* Begin EXERCISE MATERIALS *

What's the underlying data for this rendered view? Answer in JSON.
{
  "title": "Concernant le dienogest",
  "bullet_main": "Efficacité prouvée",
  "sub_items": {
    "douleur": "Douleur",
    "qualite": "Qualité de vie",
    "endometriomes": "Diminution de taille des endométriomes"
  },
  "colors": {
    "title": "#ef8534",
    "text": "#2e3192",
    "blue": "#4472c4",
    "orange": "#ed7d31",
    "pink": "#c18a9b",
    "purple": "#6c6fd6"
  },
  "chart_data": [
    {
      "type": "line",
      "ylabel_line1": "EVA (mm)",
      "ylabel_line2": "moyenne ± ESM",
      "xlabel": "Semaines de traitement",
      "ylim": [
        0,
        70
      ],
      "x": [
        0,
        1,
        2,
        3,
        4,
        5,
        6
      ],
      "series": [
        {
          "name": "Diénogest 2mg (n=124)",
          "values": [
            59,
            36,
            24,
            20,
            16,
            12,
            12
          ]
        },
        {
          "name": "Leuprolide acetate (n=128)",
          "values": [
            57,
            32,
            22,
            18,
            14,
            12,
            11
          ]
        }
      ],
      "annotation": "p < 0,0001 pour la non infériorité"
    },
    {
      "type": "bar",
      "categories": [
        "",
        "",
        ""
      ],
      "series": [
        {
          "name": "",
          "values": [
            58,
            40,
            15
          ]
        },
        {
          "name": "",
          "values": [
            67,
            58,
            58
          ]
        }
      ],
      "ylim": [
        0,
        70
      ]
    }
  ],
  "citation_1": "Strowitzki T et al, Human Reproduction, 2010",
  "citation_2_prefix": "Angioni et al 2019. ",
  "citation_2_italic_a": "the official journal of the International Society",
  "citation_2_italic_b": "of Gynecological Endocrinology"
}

* End EXERCISE MATERIALS *

YOUR INSTRUCTIONS:
Reproduce every line above without error.

EXERCISE RESULT:
What's the underlying data for this rendered view? Answer in JSON.
{
  "title": "Concernant le dienogest",
  "bullet_main": "Efficacité prouvée",
  "sub_items": {
    "douleur": "Douleur",
    "qualite": "Qualité de vie",
    "endometriomes": "Diminution de taille des endométriomes"
  },
  "colors": {
    "title": "#ef8534",
    "text": "#2e3192",
    "blue": "#4472c4",
    "orange": "#ed7d31",
    "pink": "#c18a9b",
    "purple": "#6c6fd6"
  },
  "chart_data": [
    {
      "type": "line",
      "ylabel_line1": "EVA (mm)",
      "ylabel_line2": "moyenne ± ESM",
      "xlabel": "Semaines de traitement",
      "ylim": [
        0,
        70
      ],
      "x": [
        0,
        1,
        2,
        3,
        4,
        5,
        6
      ],
      "series": [
        {
          "name": "Diénogest 2mg (n=124)",
          "values": [
            59,
            36,
            24,
            20,
            16,
            12,
            12
          ]
        },
        {
          "name": "Leuprolide acetate (n=128)",
          "values": [
            57,
            32,
            22,
            18,
            14,
            12,
            11
          ]
        }
      ],
      "annotation": "p < 0,0001 pour la non infériorité"
    },
    {
      "type": "bar",
      "categories": [
        "",
        "",
        ""
      ],
      "series": [
        {
          "name": "",
          "values": [
            58,
            40,
            15
          ]
        },
        {
          "name": "",
          "values": [
            67,
            58,
            58
          ]
        }
      ],
      "ylim": [
        0,
        70
      ]
    }
  ],
  "citation_1": "Strowitzki T et al, Human Reproduction, 2010",
  "citation_2_prefix": "Angioni et al 2019. ",
  "citation_2_italic_a": "the official journal of the International Society",
  "citation_2_italic_b": "of Gynecological Endocrinology"
}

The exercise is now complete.